→ **TASK OBJECTIVE**
Search the listing below for "Głównej". Copy each matching line.

→ **EXERCISE DATA**

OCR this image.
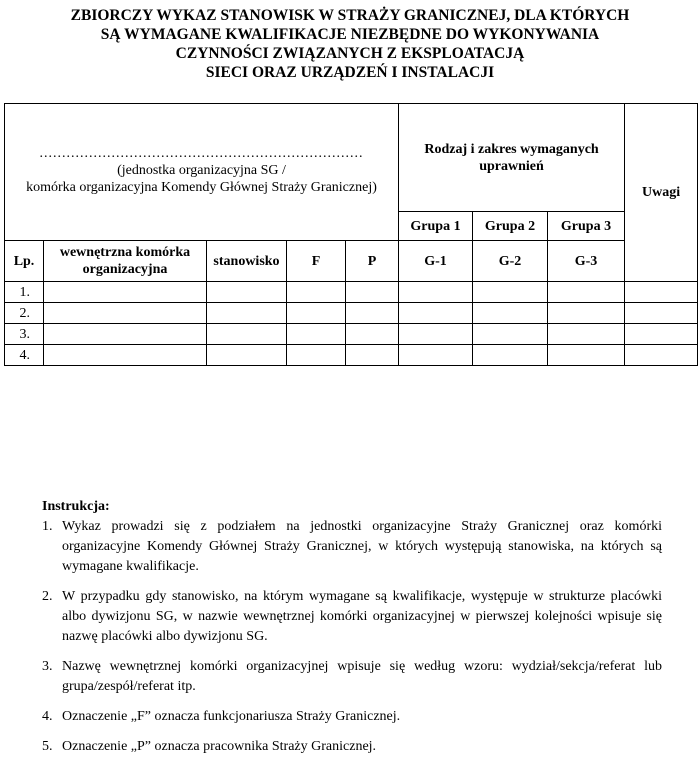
ZBIORCZY WYKAZ STANOWISK W STRAŻY GRANICZNEJ, DLA KTÓRYCH
SĄ WYMAGANE KWALIFIKACJE NIEZBĘDNE DO WYKONYWANIA
CZYNNOŚCI ZWIĄZANYCH Z EKSPLOATACJĄ
SIECI ORAZ URZĄDZEŃ I INSTALACJI
........................................................................
(jednostka organizacyjna SG /
komórka organizacyjna Komendy Głównej Straży Granicznej)					Rodzaj i zakres wymaganych uprawnień			Uwagi
					Grupa 1	Grupa 2	Grupa 3	
Lp.	wewnętrzna komórka organizacyjna	stanowisko	F	P	G-1	G-2	G-3	
1.								
2.								
3.								
4.								
Instrukcja:
1. Wykaz prowadzi się z podziałem na jednostki organizacyjne Straży Granicznej oraz komórki organizacyjne Komendy Głównej Straży Granicznej, w których występują stanowiska, na których są wymagane kwalifikacje.
2. W przypadku gdy stanowisko, na którym wymagane są kwalifikacje, występuje w strukturze placówki albo dywizjonu SG, w nazwie wewnętrznej komórki organizacyjnej w pierwszej kolejności wpisuje się nazwę placówki albo dywizjonu SG.
3. Nazwę wewnętrznej komórki organizacyjnej wpisuje się według wzoru: wydział/sekcja/referat lub grupa/zespół/referat itp.
4. Oznaczenie „F” oznacza funkcjonariusza Straży Granicznej.
5. Oznaczenie „P” oznacza pracownika Straży Granicznej.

→ **FINAL RESULT**
komórka organizacyjna Komendy Głównej Straży Granicznej)					Rodzaj i zakres wymaganych uprawnień			Uwagi
1. Wykaz prowadzi się z podziałem na jednostki organizacyjne Straży Granicznej oraz komórki organizacyjne Komendy Głównej Straży Granicznej, w których występują stanowiska, na których są wymagane kwalifikacje.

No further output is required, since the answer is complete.